--- TASK DESCRIPTION ---
Please copy every line of the records below that holds the word "Slope".

::: TASK INPUTS

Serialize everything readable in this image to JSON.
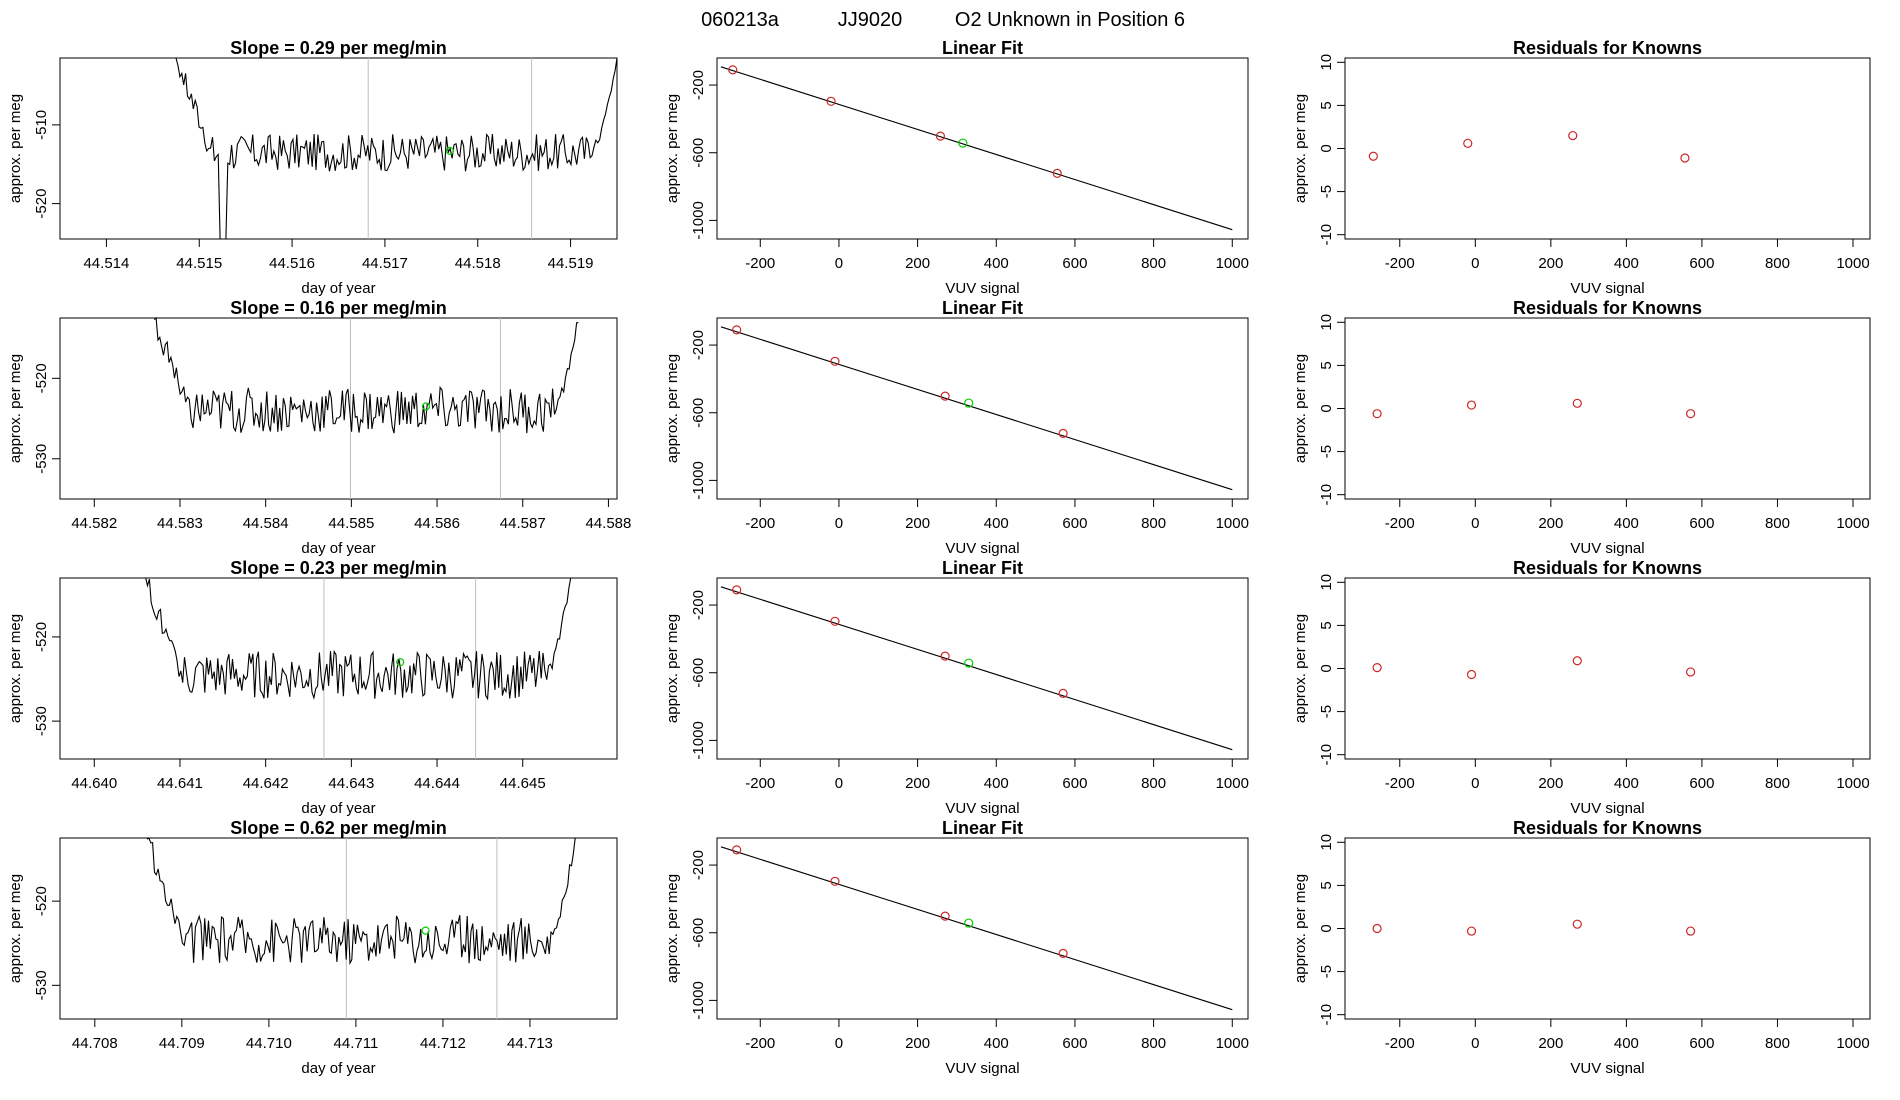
{
  "header": {
    "run_id": "060213a",
    "cylinder": "JJ9020",
    "title": "O2 Unknown in Position  6"
  },
  "colors": {
    "axis": "#000000",
    "trace": "#000000",
    "vline": "#bebebe",
    "known": "#cd2626",
    "unknown": "#00cd00"
  },
  "chart_data": [
    {
      "type": "line",
      "panel": "timeseries",
      "row": 1,
      "title": "Slope =  0.29  per meg/min",
      "xlabel": "day of year",
      "ylabel": "approx. per meg",
      "xlim": [
        44.5135,
        44.5195
      ],
      "ylim": [
        -524.5,
        -501.5
      ],
      "xticks": [
        "44.514",
        "44.515",
        "44.516",
        "44.517",
        "44.518",
        "44.519"
      ],
      "yticks": [
        "-510",
        "-520"
      ],
      "vlines": [
        44.51682,
        44.51858
      ],
      "unknown_point": {
        "x": 44.5177,
        "y": -513.3
      },
      "trace": {
        "x_start": 44.51475,
        "x_end": 44.5195,
        "y_top_left": -501.5,
        "y_top_right": -501.5,
        "level": -513.5,
        "noise": 1.5,
        "dip_x": 44.51525,
        "dip_y": -524.5
      }
    },
    {
      "type": "scatter",
      "panel": "fit",
      "row": 1,
      "title": "Linear Fit",
      "xlabel": "VUV signal",
      "ylabel": "approx. per meg",
      "xlim": [
        -310,
        1040
      ],
      "ylim": [
        -1110,
        -40
      ],
      "xticks": [
        "-200",
        "0",
        "200",
        "400",
        "600",
        "800",
        "1000"
      ],
      "yticks": [
        "-200",
        "-600",
        "-1000"
      ],
      "line": {
        "x": [
          -300,
          1000
        ],
        "y": [
          -92,
          -1055
        ]
      },
      "knowns": {
        "x": [
          -270,
          -20,
          258,
          555
        ],
        "y": [
          -110,
          -296,
          -502,
          -722
        ]
      },
      "unknown": {
        "x": 315,
        "y": -543
      }
    },
    {
      "type": "scatter",
      "panel": "residuals",
      "row": 1,
      "title": "Residuals for Knowns",
      "xlabel": "VUV signal",
      "ylabel": "approx. per meg",
      "xlim": [
        -345,
        1045
      ],
      "ylim": [
        -10.5,
        10.5
      ],
      "xticks": [
        "-200",
        "0",
        "200",
        "400",
        "600",
        "800",
        "1000"
      ],
      "yticks": [
        "10",
        "5",
        "0",
        "-5",
        "-10"
      ],
      "residuals": {
        "x": [
          -270,
          -20,
          258,
          555
        ],
        "y": [
          -0.9,
          0.6,
          1.5,
          -1.1
        ]
      }
    },
    {
      "type": "line",
      "panel": "timeseries",
      "row": 2,
      "title": "Slope =  0.16  per meg/min",
      "xlabel": "day of year",
      "ylabel": "approx. per meg",
      "xlim": [
        44.5816,
        44.5881
      ],
      "ylim": [
        -535,
        -512.5
      ],
      "xticks": [
        "44.582",
        "44.583",
        "44.584",
        "44.585",
        "44.586",
        "44.587",
        "44.588"
      ],
      "yticks": [
        "-520",
        "-530"
      ],
      "vlines": [
        44.58499,
        44.58674
      ],
      "unknown_point": {
        "x": 44.58587,
        "y": -523.5
      },
      "trace": {
        "x_start": 44.5827,
        "x_end": 44.58765,
        "y_top_left": -512.5,
        "y_top_right": -512.5,
        "level": -524,
        "noise": 1.8
      }
    },
    {
      "type": "scatter",
      "panel": "fit",
      "row": 2,
      "title": "Linear Fit",
      "xlabel": "VUV signal",
      "ylabel": "approx. per meg",
      "xlim": [
        -310,
        1040
      ],
      "ylim": [
        -1110,
        -40
      ],
      "xticks": [
        "-200",
        "0",
        "200",
        "400",
        "600",
        "800",
        "1000"
      ],
      "yticks": [
        "-200",
        "-600",
        "-1000"
      ],
      "line": {
        "x": [
          -300,
          1000
        ],
        "y": [
          -92,
          -1055
        ]
      },
      "knowns": {
        "x": [
          -260,
          -10,
          270,
          570
        ],
        "y": [
          -110,
          -296,
          -502,
          -722
        ]
      },
      "unknown": {
        "x": 330,
        "y": -543
      }
    },
    {
      "type": "scatter",
      "panel": "residuals",
      "row": 2,
      "title": "Residuals for Knowns",
      "xlabel": "VUV signal",
      "ylabel": "approx. per meg",
      "xlim": [
        -345,
        1045
      ],
      "ylim": [
        -10.5,
        10.5
      ],
      "xticks": [
        "-200",
        "0",
        "200",
        "400",
        "600",
        "800",
        "1000"
      ],
      "yticks": [
        "10",
        "5",
        "0",
        "-5",
        "-10"
      ],
      "residuals": {
        "x": [
          -260,
          -10,
          270,
          570
        ],
        "y": [
          -0.6,
          0.4,
          0.6,
          -0.6
        ]
      }
    },
    {
      "type": "line",
      "panel": "timeseries",
      "row": 3,
      "title": "Slope =  0.23  per meg/min",
      "xlabel": "day of year",
      "ylabel": "approx. per meg",
      "xlim": [
        44.6396,
        44.6461
      ],
      "ylim": [
        -534.5,
        -513
      ],
      "xticks": [
        "44.640",
        "44.641",
        "44.642",
        "44.643",
        "44.644",
        "44.645"
      ],
      "yticks": [
        "-520",
        "-530"
      ],
      "vlines": [
        44.64268,
        44.64445
      ],
      "unknown_point": {
        "x": 44.64357,
        "y": -523
      },
      "trace": {
        "x_start": 44.6406,
        "x_end": 44.64556,
        "y_top_left": -513,
        "y_top_right": -513,
        "level": -524.5,
        "noise": 1.8
      }
    },
    {
      "type": "scatter",
      "panel": "fit",
      "row": 3,
      "title": "Linear Fit",
      "xlabel": "VUV signal",
      "ylabel": "approx. per meg",
      "xlim": [
        -310,
        1040
      ],
      "ylim": [
        -1110,
        -40
      ],
      "xticks": [
        "-200",
        "0",
        "200",
        "400",
        "600",
        "800",
        "1000"
      ],
      "yticks": [
        "-200",
        "-600",
        "-1000"
      ],
      "line": {
        "x": [
          -300,
          1000
        ],
        "y": [
          -92,
          -1055
        ]
      },
      "knowns": {
        "x": [
          -260,
          -10,
          270,
          570
        ],
        "y": [
          -110,
          -296,
          -502,
          -722
        ]
      },
      "unknown": {
        "x": 330,
        "y": -543
      }
    },
    {
      "type": "scatter",
      "panel": "residuals",
      "row": 3,
      "title": "Residuals for Knowns",
      "xlabel": "VUV signal",
      "ylabel": "approx. per meg",
      "xlim": [
        -345,
        1045
      ],
      "ylim": [
        -10.5,
        10.5
      ],
      "xticks": [
        "-200",
        "0",
        "200",
        "400",
        "600",
        "800",
        "1000"
      ],
      "yticks": [
        "10",
        "5",
        "0",
        "-5",
        "-10"
      ],
      "residuals": {
        "x": [
          -260,
          -10,
          270,
          570
        ],
        "y": [
          0.1,
          -0.7,
          0.9,
          -0.4
        ]
      }
    },
    {
      "type": "line",
      "panel": "timeseries",
      "row": 4,
      "title": "Slope =  0.62  per meg/min",
      "xlabel": "day of year",
      "ylabel": "approx. per meg",
      "xlim": [
        44.7076,
        44.714
      ],
      "ylim": [
        -534,
        -512.5
      ],
      "xticks": [
        "44.708",
        "44.709",
        "44.710",
        "44.711",
        "44.712",
        "44.713"
      ],
      "yticks": [
        "-520",
        "-530"
      ],
      "vlines": [
        44.71089,
        44.71262
      ],
      "unknown_point": {
        "x": 44.7118,
        "y": -523.5
      },
      "trace": {
        "x_start": 44.7086,
        "x_end": 44.71352,
        "y_top_left": -512.5,
        "y_top_right": -512.5,
        "level": -524.5,
        "noise": 1.8
      }
    },
    {
      "type": "scatter",
      "panel": "fit",
      "row": 4,
      "title": "Linear Fit",
      "xlabel": "VUV signal",
      "ylabel": "approx. per meg",
      "xlim": [
        -310,
        1040
      ],
      "ylim": [
        -1110,
        -40
      ],
      "xticks": [
        "-200",
        "0",
        "200",
        "400",
        "600",
        "800",
        "1000"
      ],
      "yticks": [
        "-200",
        "-600",
        "-1000"
      ],
      "line": {
        "x": [
          -300,
          1000
        ],
        "y": [
          -92,
          -1055
        ]
      },
      "knowns": {
        "x": [
          -260,
          -10,
          270,
          570
        ],
        "y": [
          -110,
          -296,
          -502,
          -722
        ]
      },
      "unknown": {
        "x": 330,
        "y": -543
      }
    },
    {
      "type": "scatter",
      "panel": "residuals",
      "row": 4,
      "title": "Residuals for Knowns",
      "xlabel": "VUV signal",
      "ylabel": "approx. per meg",
      "xlim": [
        -345,
        1045
      ],
      "ylim": [
        -10.5,
        10.5
      ],
      "xticks": [
        "-200",
        "0",
        "200",
        "400",
        "600",
        "800",
        "1000"
      ],
      "yticks": [
        "10",
        "5",
        "0",
        "-5",
        "-10"
      ],
      "residuals": {
        "x": [
          -260,
          -10,
          270,
          570
        ],
        "y": [
          0.0,
          -0.3,
          0.5,
          -0.3
        ]
      }
    }
  ]
}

::::::

--- REPLY ---
      "title": "Slope =  0.29  per meg/min",
      "title": "Slope =  0.16  per meg/min",
      "title": "Slope =  0.23  per meg/min",
      "title": "Slope =  0.62  per meg/min",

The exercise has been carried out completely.